▶ EXCERPTED DATA
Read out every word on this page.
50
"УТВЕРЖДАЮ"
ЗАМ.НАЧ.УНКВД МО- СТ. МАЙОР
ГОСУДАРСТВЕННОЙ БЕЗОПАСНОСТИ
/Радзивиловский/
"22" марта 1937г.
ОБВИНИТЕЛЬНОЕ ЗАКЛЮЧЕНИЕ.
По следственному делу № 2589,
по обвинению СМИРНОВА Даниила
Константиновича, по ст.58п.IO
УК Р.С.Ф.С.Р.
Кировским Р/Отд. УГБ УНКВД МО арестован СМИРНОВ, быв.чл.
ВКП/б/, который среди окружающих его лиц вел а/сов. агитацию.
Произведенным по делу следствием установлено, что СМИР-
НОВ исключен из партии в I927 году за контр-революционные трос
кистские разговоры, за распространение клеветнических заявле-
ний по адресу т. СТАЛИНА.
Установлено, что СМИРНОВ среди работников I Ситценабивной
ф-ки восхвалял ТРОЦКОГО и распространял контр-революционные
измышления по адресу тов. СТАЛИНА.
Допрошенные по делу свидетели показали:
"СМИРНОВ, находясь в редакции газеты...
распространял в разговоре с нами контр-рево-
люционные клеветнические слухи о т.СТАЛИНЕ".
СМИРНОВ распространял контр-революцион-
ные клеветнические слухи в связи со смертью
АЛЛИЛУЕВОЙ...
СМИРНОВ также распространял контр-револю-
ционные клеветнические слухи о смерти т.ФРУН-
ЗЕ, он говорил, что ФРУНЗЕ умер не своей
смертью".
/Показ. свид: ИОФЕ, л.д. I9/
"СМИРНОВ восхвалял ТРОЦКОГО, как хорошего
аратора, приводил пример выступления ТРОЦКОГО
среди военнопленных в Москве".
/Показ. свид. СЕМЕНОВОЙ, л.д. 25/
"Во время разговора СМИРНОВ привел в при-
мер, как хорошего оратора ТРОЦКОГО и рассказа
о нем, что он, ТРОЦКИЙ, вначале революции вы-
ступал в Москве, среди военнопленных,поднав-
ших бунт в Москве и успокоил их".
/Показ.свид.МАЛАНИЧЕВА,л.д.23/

▶ TASK DETAILS
Generate an exact reproduction of all entries.

▶ RESPONSE
Read out every word on this page.
50
"УТВЕРЖДАЮ"
ЗАМ.НАЧ.УНКВД МО- СТ. МАЙОР
ГОСУДАРСТВЕННОЙ БЕЗОПАСНОСТИ
/Радзивиловский/
"22" марта 1937г.
ОБВИНИТЕЛЬНОЕ ЗАКЛЮЧЕНИЕ.
По следственному делу № 2589,
по обвинению СМИРНОВА Даниила
Константиновича, по ст.58п.IO
УК Р.С.Ф.С.Р.
Кировским Р/Отд. УГБ УНКВД МО арестован СМИРНОВ, быв.чл.
ВКП/б/, который среди окружающих его лиц вел а/сов. агитацию.
Произведенным по делу следствием установлено, что СМИР-
НОВ исключен из партии в I927 году за контр-революционные трос
кистские разговоры, за распространение клеветнических заявле-
ний по адресу т. СТАЛИНА.
Установлено, что СМИРНОВ среди работников I Ситценабивной
ф-ки восхвалял ТРОЦКОГО и распространял контр-революционные
измышления по адресу тов. СТАЛИНА.
Допрошенные по делу свидетели показали:
"СМИРНОВ, находясь в редакции газеты...
распространял в разговоре с нами контр-рево-
люционные клеветнические слухи о т.СТАЛИНЕ".
СМИРНОВ распространял контр-революцион-
ные клеветнические слухи в связи со смертью
АЛЛИЛУЕВОЙ...
СМИРНОВ также распространял контр-револю-
ционные клеветнические слухи о смерти т.ФРУН-
ЗЕ, он говорил, что ФРУНЗЕ умер не своей
смертью".
/Показ. свид: ИОФЕ, л.д. I9/
"СМИРНОВ восхвалял ТРОЦКОГО, как хорошего
аратора, приводил пример выступления ТРОЦКОГО
среди военнопленных в Москве".
/Показ. свид. СЕМЕНОВОЙ, л.д. 25/
"Во время разговора СМИРНОВ привел в при-
мер, как хорошего оратора ТРОЦКОГО и рассказа
о нем, что он, ТРОЦКИЙ, вначале революции вы-
ступал в Москве, среди военнопленных,поднав-
ших бунт в Москве и успокоил их".
/Показ.свид.МАЛАНИЧЕВА,л.д.23/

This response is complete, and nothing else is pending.